WHAT TO WORK ON: Pull every line of the entries that has the word "Universe".

PROVIDED DATA:
=======

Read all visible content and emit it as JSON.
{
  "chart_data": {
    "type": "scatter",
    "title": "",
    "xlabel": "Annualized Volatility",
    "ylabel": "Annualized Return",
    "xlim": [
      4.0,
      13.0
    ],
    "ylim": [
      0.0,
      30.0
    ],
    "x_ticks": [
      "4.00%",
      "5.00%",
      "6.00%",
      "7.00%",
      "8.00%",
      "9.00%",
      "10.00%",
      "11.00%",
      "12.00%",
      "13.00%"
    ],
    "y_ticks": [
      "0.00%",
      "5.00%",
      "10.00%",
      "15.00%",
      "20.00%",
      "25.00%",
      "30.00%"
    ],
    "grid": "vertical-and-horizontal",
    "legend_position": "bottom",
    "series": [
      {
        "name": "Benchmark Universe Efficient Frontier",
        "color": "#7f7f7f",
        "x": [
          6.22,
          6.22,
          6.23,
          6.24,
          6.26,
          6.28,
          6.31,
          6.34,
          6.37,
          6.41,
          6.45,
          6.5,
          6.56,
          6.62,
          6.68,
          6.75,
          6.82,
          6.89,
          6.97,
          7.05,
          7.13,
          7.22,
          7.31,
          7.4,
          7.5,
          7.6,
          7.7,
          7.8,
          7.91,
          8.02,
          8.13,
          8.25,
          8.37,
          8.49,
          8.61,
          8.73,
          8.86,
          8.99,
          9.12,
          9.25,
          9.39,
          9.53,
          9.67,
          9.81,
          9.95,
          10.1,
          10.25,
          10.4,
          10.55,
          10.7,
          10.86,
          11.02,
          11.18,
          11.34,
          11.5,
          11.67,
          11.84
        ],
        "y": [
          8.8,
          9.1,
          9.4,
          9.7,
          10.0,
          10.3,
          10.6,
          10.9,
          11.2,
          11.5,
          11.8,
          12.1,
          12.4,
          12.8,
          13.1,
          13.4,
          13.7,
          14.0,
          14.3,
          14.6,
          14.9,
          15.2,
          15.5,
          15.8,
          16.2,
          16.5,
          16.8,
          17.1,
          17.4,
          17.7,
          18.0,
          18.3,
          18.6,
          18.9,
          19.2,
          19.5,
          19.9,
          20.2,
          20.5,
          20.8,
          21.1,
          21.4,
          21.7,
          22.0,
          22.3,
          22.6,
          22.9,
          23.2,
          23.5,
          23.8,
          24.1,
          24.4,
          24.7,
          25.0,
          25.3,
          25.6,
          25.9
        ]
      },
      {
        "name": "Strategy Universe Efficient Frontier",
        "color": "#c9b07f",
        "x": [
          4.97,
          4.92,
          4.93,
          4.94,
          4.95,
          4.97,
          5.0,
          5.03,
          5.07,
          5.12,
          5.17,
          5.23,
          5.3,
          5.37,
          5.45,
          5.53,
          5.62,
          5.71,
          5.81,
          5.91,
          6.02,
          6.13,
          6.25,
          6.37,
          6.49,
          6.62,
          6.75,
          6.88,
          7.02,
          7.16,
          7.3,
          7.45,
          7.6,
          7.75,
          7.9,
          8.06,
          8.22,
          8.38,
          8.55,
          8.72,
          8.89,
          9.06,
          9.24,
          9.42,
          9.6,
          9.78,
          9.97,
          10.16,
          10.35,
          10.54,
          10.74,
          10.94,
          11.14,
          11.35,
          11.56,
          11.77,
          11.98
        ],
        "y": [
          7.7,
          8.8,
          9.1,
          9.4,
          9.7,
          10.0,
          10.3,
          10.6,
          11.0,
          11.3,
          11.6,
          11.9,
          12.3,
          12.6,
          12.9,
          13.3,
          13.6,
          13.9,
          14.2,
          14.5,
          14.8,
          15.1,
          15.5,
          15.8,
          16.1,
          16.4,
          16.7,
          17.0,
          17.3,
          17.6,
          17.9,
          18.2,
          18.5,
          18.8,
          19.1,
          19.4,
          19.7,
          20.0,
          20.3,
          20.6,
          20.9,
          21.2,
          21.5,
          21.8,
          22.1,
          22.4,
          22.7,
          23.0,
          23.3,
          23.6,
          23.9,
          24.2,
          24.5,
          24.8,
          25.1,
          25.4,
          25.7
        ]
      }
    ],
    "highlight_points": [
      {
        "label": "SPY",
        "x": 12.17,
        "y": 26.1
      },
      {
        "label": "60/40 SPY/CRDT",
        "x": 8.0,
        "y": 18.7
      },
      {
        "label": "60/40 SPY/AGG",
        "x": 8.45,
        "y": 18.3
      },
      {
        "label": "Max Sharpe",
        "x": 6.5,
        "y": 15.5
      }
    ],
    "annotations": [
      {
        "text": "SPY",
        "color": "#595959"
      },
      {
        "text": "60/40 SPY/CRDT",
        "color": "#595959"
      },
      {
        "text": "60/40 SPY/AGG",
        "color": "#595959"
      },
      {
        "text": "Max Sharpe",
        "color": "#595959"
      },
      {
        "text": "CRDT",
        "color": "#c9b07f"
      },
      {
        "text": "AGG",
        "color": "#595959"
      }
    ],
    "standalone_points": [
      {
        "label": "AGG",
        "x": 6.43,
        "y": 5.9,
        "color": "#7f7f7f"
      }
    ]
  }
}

=======

PROBLEM SOLUTION:
        "name": "Benchmark Universe Efficient Frontier",
        "name": "Strategy Universe Efficient Frontier",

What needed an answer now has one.